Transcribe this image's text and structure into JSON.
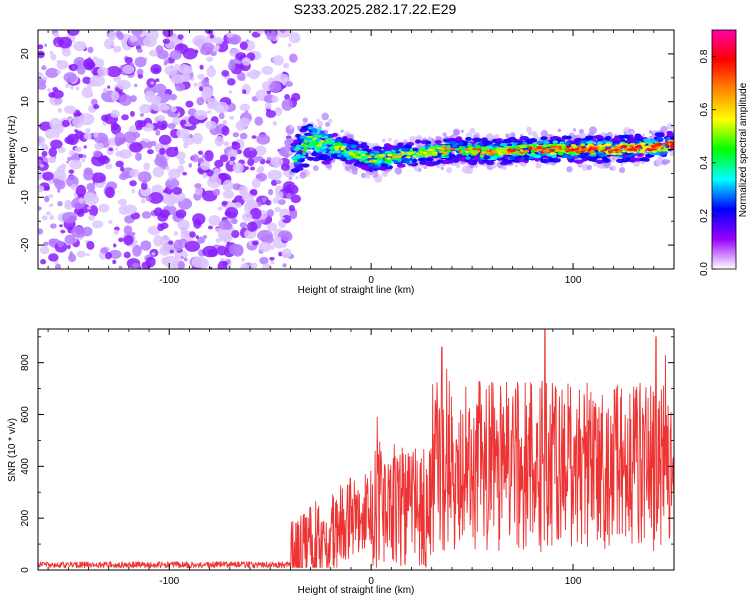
{
  "title": "S233.2025.282.17.22.E29",
  "chart_data": [
    {
      "type": "heatmap",
      "xlabel": "Height of straight line (km)",
      "ylabel": "Frequency (Hz)",
      "xlim": [
        -165,
        150
      ],
      "ylim": [
        -25,
        25
      ],
      "x_ticks": [
        -100,
        0,
        100
      ],
      "y_ticks": [
        -20,
        -10,
        0,
        10,
        20
      ],
      "noise_region_x": [
        -165,
        -40
      ],
      "signal_onset_x": -40,
      "centerline": {
        "x": [
          -40,
          -30,
          -20,
          0,
          20,
          40,
          60,
          80,
          100,
          120,
          140,
          150
        ],
        "y": [
          -3,
          2,
          1,
          -2,
          -1,
          0,
          -0.5,
          0,
          0,
          0,
          0.5,
          1
        ]
      },
      "colorbar": {
        "label": "Normalized spectral amplitude",
        "range": [
          0.0,
          0.9
        ],
        "ticks": [
          0.0,
          0.2,
          0.4,
          0.6,
          0.8
        ],
        "colors": [
          "#ffffff",
          "#9900ff",
          "#0000ff",
          "#00ffff",
          "#00ff00",
          "#ffff00",
          "#ff8800",
          "#ff0000",
          "#ff00aa"
        ]
      }
    },
    {
      "type": "line",
      "xlabel": "Height of straight line (km)",
      "ylabel": "SNR (10 * v/v)",
      "xlim": [
        -165,
        150
      ],
      "ylim": [
        0,
        930
      ],
      "x_ticks": [
        -100,
        0,
        100
      ],
      "y_ticks": [
        0,
        200,
        400,
        600,
        800
      ],
      "color": "#ee3333",
      "segments": [
        {
          "x_range": [
            -165,
            -40
          ],
          "mean": 20,
          "amplitude": 12
        },
        {
          "x_range": [
            -40,
            0
          ],
          "mean_start": 40,
          "mean_end": 250,
          "amplitude": 160
        },
        {
          "x_range": [
            0,
            30
          ],
          "mean": 250,
          "amplitude": 250
        },
        {
          "x_range": [
            30,
            150
          ],
          "mean": 400,
          "amplitude": 330
        }
      ],
      "peaks": [
        {
          "x": 3,
          "y": 590
        },
        {
          "x": 35,
          "y": 860
        },
        {
          "x": 86,
          "y": 930
        },
        {
          "x": 141,
          "y": 900
        }
      ]
    }
  ]
}
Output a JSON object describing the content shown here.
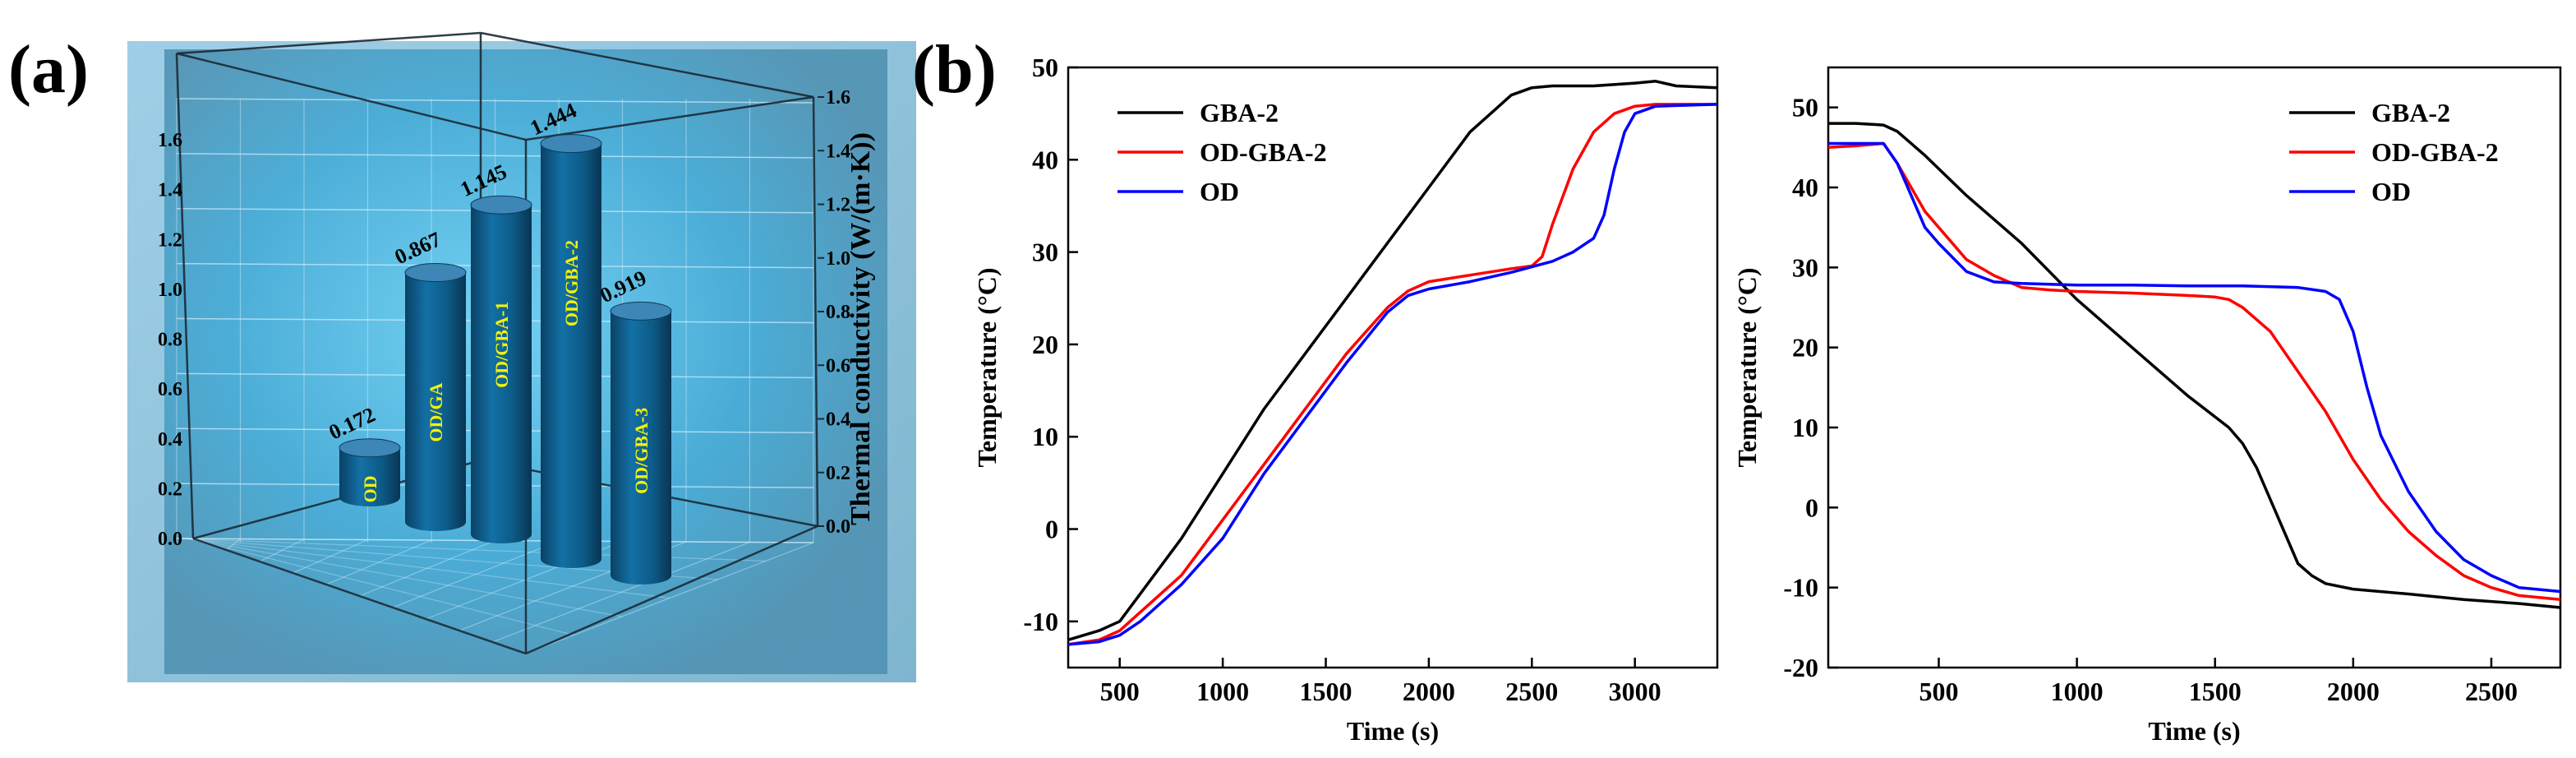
{
  "panels": {
    "a": "(a)",
    "b": "(b)"
  },
  "colors": {
    "bar": "#0d5a86",
    "bar_top": "#3d86b6",
    "box_bg": "#58b7e2",
    "gba2": "#000000",
    "odgba2": "#ff0000",
    "od": "#0000ff"
  },
  "chart_data": [
    {
      "type": "bar",
      "title": "",
      "categories": [
        "OD",
        "OD/GA",
        "OD/GBA-1",
        "OD/GBA-2",
        "OD/GBA-3"
      ],
      "values": [
        0.172,
        0.867,
        1.145,
        1.444,
        0.919
      ],
      "value_labels": [
        "0.172",
        "0.867",
        "1.145",
        "1.444",
        "0.919"
      ],
      "ylabel": "Thermal conductivity (W/(m·K))",
      "ylim": [
        0,
        1.6
      ],
      "yticks": [
        "0.0",
        "0.2",
        "0.4",
        "0.6",
        "0.8",
        "1.0",
        "1.2",
        "1.4",
        "1.6"
      ],
      "grid": true
    },
    {
      "type": "line",
      "xlabel": "Time (s)",
      "ylabel": "Temperature (°C)",
      "xlim": [
        250,
        3400
      ],
      "ylim": [
        -15,
        50
      ],
      "xticks": [
        "500",
        "1000",
        "1500",
        "2000",
        "2500",
        "3000"
      ],
      "yticks": [
        "-10",
        "0",
        "10",
        "20",
        "30",
        "40",
        "50"
      ],
      "legend": "top-left",
      "series": [
        {
          "name": "GBA-2",
          "color_key": "gba2",
          "x": [
            250,
            400,
            500,
            600,
            800,
            1000,
            1200,
            1400,
            1600,
            1800,
            2000,
            2200,
            2300,
            2400,
            2500,
            2600,
            2800,
            3000,
            3100,
            3200,
            3400
          ],
          "y": [
            -12,
            -11,
            -10,
            -7,
            -1,
            6,
            13,
            19,
            25,
            31,
            37,
            43,
            45,
            47,
            47.8,
            48,
            48,
            48.3,
            48.5,
            48,
            47.8
          ]
        },
        {
          "name": "OD-GBA-2",
          "color_key": "odgba2",
          "x": [
            250,
            400,
            500,
            600,
            800,
            1000,
            1200,
            1400,
            1600,
            1800,
            1900,
            2000,
            2200,
            2400,
            2500,
            2550,
            2600,
            2700,
            2800,
            2900,
            3000,
            3100,
            3400
          ],
          "y": [
            -12.5,
            -12,
            -11,
            -9,
            -5,
            1,
            7,
            13,
            19,
            24,
            25.8,
            26.8,
            27.5,
            28.2,
            28.5,
            29.5,
            33,
            39,
            43,
            45,
            45.8,
            46,
            46
          ]
        },
        {
          "name": "OD",
          "color_key": "od",
          "x": [
            250,
            400,
            500,
            600,
            800,
            1000,
            1200,
            1400,
            1600,
            1800,
            1900,
            2000,
            2200,
            2400,
            2600,
            2700,
            2800,
            2850,
            2900,
            2950,
            3000,
            3100,
            3400
          ],
          "y": [
            -12.5,
            -12.2,
            -11.5,
            -10,
            -6,
            -1,
            6,
            12,
            18,
            23.5,
            25.3,
            26,
            26.8,
            27.8,
            29,
            30,
            31.5,
            34,
            39,
            43,
            45,
            45.8,
            46
          ]
        }
      ]
    },
    {
      "type": "line",
      "xlabel": "Time (s)",
      "ylabel": "Temperature (°C)",
      "xlim": [
        100,
        2750
      ],
      "ylim": [
        -20,
        55
      ],
      "xticks": [
        "500",
        "1000",
        "1500",
        "2000",
        "2500"
      ],
      "yticks": [
        "-20",
        "-10",
        "0",
        "10",
        "20",
        "30",
        "40",
        "50"
      ],
      "legend": "top-right",
      "series": [
        {
          "name": "GBA-2",
          "color_key": "gba2",
          "x": [
            100,
            200,
            300,
            350,
            450,
            600,
            800,
            1000,
            1200,
            1400,
            1550,
            1600,
            1650,
            1700,
            1750,
            1800,
            1850,
            1900,
            2000,
            2200,
            2400,
            2600,
            2750
          ],
          "y": [
            48,
            48,
            47.8,
            47,
            44,
            39,
            33,
            26,
            20,
            14,
            10,
            8,
            5,
            1,
            -3,
            -7,
            -8.5,
            -9.5,
            -10.2,
            -10.8,
            -11.5,
            -12,
            -12.5
          ]
        },
        {
          "name": "OD-GBA-2",
          "color_key": "odgba2",
          "x": [
            100,
            200,
            300,
            350,
            400,
            450,
            500,
            600,
            700,
            800,
            900,
            1000,
            1200,
            1400,
            1500,
            1550,
            1600,
            1700,
            1800,
            1900,
            2000,
            2100,
            2200,
            2300,
            2400,
            2500,
            2600,
            2750
          ],
          "y": [
            45,
            45.2,
            45.5,
            43,
            40,
            37,
            35,
            31,
            29,
            27.5,
            27.2,
            27,
            26.8,
            26.5,
            26.3,
            26,
            25,
            22,
            17,
            12,
            6,
            1,
            -3,
            -6,
            -8.5,
            -10,
            -11,
            -11.5
          ]
        },
        {
          "name": "OD",
          "color_key": "od",
          "x": [
            100,
            200,
            300,
            350,
            400,
            450,
            500,
            600,
            700,
            800,
            1000,
            1200,
            1400,
            1600,
            1800,
            1900,
            1950,
            2000,
            2050,
            2100,
            2200,
            2300,
            2400,
            2500,
            2600,
            2750
          ],
          "y": [
            45.5,
            45.5,
            45.5,
            43,
            39,
            35,
            33,
            29.5,
            28.2,
            28,
            27.8,
            27.8,
            27.7,
            27.7,
            27.5,
            27,
            26,
            22,
            15,
            9,
            2,
            -3,
            -6.5,
            -8.5,
            -10,
            -10.5
          ]
        }
      ]
    }
  ]
}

# [Brief]
Select and copy every line of the material that holds the string "ylabel".

# [Reply to the exercise]
      "ylabel": "Frequency (Hz)",
      "ylabel": "SNR (10 * v/v)",
      "ylabel": "Thermal conductivity (W/(m·K))",
      "ylabel": "Temperature (°C)",
      "ylabel": "Temperature (°C)",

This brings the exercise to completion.